**Task to carry out:**
Restate each of the lines given below, word for word.

++++++

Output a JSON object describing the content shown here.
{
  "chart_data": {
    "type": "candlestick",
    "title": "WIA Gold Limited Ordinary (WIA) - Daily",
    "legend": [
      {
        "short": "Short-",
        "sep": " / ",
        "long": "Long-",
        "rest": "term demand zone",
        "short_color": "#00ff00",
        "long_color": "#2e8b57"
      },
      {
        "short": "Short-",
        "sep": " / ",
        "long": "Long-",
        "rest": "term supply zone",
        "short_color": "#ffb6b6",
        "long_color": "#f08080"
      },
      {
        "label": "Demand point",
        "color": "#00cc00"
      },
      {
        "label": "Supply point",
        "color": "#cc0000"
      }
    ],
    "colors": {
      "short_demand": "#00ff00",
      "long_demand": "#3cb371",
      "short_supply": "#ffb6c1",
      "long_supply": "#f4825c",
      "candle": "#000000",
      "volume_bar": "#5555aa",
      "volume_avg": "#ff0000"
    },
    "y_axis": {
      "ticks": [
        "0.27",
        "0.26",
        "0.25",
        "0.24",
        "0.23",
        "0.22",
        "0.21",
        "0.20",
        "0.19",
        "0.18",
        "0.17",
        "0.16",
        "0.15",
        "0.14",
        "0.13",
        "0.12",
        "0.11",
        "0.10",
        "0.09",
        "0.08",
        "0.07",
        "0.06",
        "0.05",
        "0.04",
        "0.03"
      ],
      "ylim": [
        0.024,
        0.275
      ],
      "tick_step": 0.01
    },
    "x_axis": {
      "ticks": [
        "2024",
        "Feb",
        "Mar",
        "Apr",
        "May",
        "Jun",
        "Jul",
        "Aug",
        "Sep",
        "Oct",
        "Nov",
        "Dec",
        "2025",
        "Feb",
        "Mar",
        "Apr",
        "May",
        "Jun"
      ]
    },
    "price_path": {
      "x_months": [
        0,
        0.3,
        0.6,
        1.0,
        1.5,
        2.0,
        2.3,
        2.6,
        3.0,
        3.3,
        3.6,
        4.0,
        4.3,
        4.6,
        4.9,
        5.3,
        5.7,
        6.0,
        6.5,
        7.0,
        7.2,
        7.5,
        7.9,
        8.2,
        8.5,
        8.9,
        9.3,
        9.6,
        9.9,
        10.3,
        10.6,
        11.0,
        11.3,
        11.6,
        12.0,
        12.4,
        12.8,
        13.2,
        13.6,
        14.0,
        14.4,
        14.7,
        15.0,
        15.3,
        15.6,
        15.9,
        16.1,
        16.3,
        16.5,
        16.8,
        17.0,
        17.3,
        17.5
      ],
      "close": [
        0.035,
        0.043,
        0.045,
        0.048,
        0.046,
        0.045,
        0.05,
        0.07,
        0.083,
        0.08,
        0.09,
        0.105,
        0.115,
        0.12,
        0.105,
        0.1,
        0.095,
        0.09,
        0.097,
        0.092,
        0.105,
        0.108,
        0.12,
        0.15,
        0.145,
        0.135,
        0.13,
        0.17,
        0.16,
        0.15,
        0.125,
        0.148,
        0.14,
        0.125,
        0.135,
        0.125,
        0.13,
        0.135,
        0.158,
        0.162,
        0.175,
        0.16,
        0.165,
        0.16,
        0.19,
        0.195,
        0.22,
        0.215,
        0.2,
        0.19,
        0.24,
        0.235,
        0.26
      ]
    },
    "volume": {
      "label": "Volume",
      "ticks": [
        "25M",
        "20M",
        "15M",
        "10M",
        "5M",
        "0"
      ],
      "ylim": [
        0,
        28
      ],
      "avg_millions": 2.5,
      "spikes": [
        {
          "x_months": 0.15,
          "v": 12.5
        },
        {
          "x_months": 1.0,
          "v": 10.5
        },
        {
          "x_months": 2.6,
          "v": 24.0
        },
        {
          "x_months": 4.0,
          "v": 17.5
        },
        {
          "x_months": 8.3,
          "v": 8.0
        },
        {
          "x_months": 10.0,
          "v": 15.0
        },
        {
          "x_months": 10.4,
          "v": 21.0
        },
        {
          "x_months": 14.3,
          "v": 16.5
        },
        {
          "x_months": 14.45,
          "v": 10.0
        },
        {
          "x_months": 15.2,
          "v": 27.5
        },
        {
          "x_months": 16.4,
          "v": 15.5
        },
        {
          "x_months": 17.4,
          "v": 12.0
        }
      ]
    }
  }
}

++++++

**Result of this task:**
Output a JSON object describing the content shown here.
{
  "chart_data": {
    "type": "candlestick",
    "title": "WIA Gold Limited Ordinary (WIA) - Daily",
    "legend": [
      {
        "short": "Short-",
        "sep": " / ",
        "long": "Long-",
        "rest": "term demand zone",
        "short_color": "#00ff00",
        "long_color": "#2e8b57"
      },
      {
        "short": "Short-",
        "sep": " / ",
        "long": "Long-",
        "rest": "term supply zone",
        "short_color": "#ffb6b6",
        "long_color": "#f08080"
      },
      {
        "label": "Demand point",
        "color": "#00cc00"
      },
      {
        "label": "Supply point",
        "color": "#cc0000"
      }
    ],
    "colors": {
      "short_demand": "#00ff00",
      "long_demand": "#3cb371",
      "short_supply": "#ffb6c1",
      "long_supply": "#f4825c",
      "candle": "#000000",
      "volume_bar": "#5555aa",
      "volume_avg": "#ff0000"
    },
    "y_axis": {
      "ticks": [
        "0.27",
        "0.26",
        "0.25",
        "0.24",
        "0.23",
        "0.22",
        "0.21",
        "0.20",
        "0.19",
        "0.18",
        "0.17",
        "0.16",
        "0.15",
        "0.14",
        "0.13",
        "0.12",
        "0.11",
        "0.10",
        "0.09",
        "0.08",
        "0.07",
        "0.06",
        "0.05",
        "0.04",
        "0.03"
      ],
      "ylim": [
        0.024,
        0.275
      ],
      "tick_step": 0.01
    },
    "x_axis": {
      "ticks": [
        "2024",
        "Feb",
        "Mar",
        "Apr",
        "May",
        "Jun",
        "Jul",
        "Aug",
        "Sep",
        "Oct",
        "Nov",
        "Dec",
        "2025",
        "Feb",
        "Mar",
        "Apr",
        "May",
        "Jun"
      ]
    },
    "price_path": {
      "x_months": [
        0,
        0.3,
        0.6,
        1.0,
        1.5,
        2.0,
        2.3,
        2.6,
        3.0,
        3.3,
        3.6,
        4.0,
        4.3,
        4.6,
        4.9,
        5.3,
        5.7,
        6.0,
        6.5,
        7.0,
        7.2,
        7.5,
        7.9,
        8.2,
        8.5,
        8.9,
        9.3,
        9.6,
        9.9,
        10.3,
        10.6,
        11.0,
        11.3,
        11.6,
        12.0,
        12.4,
        12.8,
        13.2,
        13.6,
        14.0,
        14.4,
        14.7,
        15.0,
        15.3,
        15.6,
        15.9,
        16.1,
        16.3,
        16.5,
        16.8,
        17.0,
        17.3,
        17.5
      ],
      "close": [
        0.035,
        0.043,
        0.045,
        0.048,
        0.046,
        0.045,
        0.05,
        0.07,
        0.083,
        0.08,
        0.09,
        0.105,
        0.115,
        0.12,
        0.105,
        0.1,
        0.095,
        0.09,
        0.097,
        0.092,
        0.105,
        0.108,
        0.12,
        0.15,
        0.145,
        0.135,
        0.13,
        0.17,
        0.16,
        0.15,
        0.125,
        0.148,
        0.14,
        0.125,
        0.135,
        0.125,
        0.13,
        0.135,
        0.158,
        0.162,
        0.175,
        0.16,
        0.165,
        0.16,
        0.19,
        0.195,
        0.22,
        0.215,
        0.2,
        0.19,
        0.24,
        0.235,
        0.26
      ]
    },
    "volume": {
      "label": "Volume",
      "ticks": [
        "25M",
        "20M",
        "15M",
        "10M",
        "5M",
        "0"
      ],
      "ylim": [
        0,
        28
      ],
      "avg_millions": 2.5,
      "spikes": [
        {
          "x_months": 0.15,
          "v": 12.5
        },
        {
          "x_months": 1.0,
          "v": 10.5
        },
        {
          "x_months": 2.6,
          "v": 24.0
        },
        {
          "x_months": 4.0,
          "v": 17.5
        },
        {
          "x_months": 8.3,
          "v": 8.0
        },
        {
          "x_months": 10.0,
          "v": 15.0
        },
        {
          "x_months": 10.4,
          "v": 21.0
        },
        {
          "x_months": 14.3,
          "v": 16.5
        },
        {
          "x_months": 14.45,
          "v": 10.0
        },
        {
          "x_months": 15.2,
          "v": 27.5
        },
        {
          "x_months": 16.4,
          "v": 15.5
        },
        {
          "x_months": 17.4,
          "v": 12.0
        }
      ]
    }
  }
}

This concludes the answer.